Your task
Return all lines in the material below that contain "Global".
[start]
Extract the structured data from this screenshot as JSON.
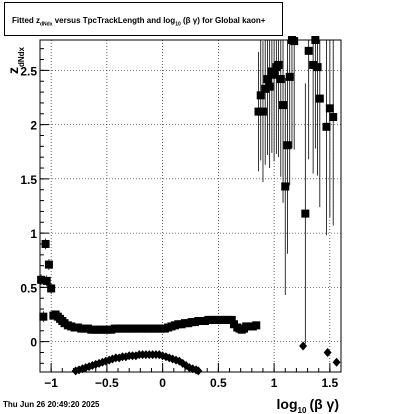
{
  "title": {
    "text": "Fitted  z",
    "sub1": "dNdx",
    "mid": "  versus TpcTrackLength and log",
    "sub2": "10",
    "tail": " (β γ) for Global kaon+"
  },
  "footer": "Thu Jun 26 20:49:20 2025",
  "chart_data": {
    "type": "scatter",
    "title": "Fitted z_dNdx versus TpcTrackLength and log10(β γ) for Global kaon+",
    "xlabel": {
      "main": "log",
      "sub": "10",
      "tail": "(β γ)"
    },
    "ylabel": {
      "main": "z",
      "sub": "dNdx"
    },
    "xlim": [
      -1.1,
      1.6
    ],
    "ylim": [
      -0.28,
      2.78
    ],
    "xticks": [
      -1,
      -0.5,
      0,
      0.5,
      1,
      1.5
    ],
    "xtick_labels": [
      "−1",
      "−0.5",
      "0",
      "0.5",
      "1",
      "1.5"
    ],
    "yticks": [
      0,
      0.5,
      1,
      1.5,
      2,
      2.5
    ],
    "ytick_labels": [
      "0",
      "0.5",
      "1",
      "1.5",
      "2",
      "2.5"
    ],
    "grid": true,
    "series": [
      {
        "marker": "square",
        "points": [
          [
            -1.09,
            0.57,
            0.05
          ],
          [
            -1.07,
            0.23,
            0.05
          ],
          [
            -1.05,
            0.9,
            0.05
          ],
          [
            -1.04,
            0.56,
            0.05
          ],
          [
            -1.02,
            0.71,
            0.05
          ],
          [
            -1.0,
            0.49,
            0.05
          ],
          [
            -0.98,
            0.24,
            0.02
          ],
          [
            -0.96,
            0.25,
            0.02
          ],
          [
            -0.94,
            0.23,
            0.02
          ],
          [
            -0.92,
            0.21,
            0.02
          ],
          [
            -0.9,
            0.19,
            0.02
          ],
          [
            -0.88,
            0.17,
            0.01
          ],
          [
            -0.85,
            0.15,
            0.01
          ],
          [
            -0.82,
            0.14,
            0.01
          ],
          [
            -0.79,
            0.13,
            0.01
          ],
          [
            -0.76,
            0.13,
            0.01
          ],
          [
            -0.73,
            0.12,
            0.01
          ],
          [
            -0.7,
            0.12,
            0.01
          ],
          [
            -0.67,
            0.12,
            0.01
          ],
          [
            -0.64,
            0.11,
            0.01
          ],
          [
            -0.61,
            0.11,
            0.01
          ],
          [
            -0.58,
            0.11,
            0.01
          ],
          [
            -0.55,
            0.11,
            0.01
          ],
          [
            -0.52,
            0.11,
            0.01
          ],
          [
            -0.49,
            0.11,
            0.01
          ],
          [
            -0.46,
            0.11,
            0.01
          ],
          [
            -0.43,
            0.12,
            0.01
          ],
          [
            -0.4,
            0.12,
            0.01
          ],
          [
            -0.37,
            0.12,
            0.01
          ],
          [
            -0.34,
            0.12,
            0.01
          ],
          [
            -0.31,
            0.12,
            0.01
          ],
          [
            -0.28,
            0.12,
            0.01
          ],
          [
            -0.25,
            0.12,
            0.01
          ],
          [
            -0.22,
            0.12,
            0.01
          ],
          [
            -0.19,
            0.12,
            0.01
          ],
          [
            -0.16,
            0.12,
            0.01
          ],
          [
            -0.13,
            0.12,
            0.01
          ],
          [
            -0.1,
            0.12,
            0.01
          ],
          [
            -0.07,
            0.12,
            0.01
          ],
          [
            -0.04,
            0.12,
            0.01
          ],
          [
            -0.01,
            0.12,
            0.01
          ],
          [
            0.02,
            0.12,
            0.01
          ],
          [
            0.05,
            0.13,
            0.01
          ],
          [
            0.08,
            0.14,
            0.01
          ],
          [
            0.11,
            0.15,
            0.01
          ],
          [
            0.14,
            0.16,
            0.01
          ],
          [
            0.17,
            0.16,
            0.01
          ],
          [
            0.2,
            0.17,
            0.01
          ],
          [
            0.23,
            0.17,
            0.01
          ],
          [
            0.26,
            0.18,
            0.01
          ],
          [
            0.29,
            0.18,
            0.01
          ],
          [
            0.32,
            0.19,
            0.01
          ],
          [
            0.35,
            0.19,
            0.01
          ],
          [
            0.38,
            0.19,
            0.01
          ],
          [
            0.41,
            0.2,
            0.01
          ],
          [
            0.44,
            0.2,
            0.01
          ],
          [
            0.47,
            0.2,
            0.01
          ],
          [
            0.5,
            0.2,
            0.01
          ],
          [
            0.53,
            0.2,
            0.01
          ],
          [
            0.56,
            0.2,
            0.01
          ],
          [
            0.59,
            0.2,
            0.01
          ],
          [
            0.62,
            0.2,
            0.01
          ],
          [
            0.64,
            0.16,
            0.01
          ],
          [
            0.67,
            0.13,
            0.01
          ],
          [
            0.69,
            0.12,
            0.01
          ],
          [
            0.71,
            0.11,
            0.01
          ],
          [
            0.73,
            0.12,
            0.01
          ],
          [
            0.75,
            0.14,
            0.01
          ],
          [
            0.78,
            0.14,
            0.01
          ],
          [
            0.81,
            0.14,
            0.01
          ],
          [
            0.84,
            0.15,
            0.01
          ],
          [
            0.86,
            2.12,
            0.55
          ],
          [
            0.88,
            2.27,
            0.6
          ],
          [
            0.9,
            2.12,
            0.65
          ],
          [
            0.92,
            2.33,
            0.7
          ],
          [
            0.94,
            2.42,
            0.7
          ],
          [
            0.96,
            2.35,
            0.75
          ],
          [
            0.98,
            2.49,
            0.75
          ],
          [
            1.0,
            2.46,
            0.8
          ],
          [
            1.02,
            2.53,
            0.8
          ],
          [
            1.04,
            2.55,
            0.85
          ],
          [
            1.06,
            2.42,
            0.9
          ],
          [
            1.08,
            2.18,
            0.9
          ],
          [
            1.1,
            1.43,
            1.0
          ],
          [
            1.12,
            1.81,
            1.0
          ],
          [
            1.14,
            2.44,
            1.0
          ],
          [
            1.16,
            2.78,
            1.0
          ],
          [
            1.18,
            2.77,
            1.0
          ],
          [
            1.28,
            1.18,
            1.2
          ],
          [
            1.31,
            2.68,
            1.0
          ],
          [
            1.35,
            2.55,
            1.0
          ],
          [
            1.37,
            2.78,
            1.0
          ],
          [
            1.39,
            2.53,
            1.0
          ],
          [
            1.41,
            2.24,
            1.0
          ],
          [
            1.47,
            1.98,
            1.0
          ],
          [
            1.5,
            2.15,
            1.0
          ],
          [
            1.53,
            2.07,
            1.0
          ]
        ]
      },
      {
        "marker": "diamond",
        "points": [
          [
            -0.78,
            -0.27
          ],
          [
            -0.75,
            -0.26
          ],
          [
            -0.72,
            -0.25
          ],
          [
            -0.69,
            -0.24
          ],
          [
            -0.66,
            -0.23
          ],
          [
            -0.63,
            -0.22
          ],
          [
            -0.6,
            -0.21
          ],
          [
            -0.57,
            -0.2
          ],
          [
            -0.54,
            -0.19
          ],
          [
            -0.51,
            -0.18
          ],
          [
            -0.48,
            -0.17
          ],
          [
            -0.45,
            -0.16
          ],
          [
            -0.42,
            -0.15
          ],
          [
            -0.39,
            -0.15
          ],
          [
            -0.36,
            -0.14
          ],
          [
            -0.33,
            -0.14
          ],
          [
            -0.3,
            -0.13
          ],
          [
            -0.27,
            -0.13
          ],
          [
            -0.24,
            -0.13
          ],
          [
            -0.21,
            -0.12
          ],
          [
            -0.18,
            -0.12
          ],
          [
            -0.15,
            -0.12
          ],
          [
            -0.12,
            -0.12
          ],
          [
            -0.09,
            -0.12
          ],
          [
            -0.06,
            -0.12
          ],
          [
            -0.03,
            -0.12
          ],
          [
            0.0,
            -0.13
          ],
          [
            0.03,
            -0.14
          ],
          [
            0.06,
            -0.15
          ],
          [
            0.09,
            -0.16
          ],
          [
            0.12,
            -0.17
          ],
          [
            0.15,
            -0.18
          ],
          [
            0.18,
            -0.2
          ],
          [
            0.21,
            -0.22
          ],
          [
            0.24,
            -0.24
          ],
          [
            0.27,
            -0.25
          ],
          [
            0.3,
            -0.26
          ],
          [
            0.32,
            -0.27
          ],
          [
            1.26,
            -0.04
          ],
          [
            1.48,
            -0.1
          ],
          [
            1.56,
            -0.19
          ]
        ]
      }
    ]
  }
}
[end]
Written solution
    "tail": " (β γ) for Global kaon+"
    "title": "Fitted z_dNdx versus TpcTrackLength and log10(β γ) for Global kaon+",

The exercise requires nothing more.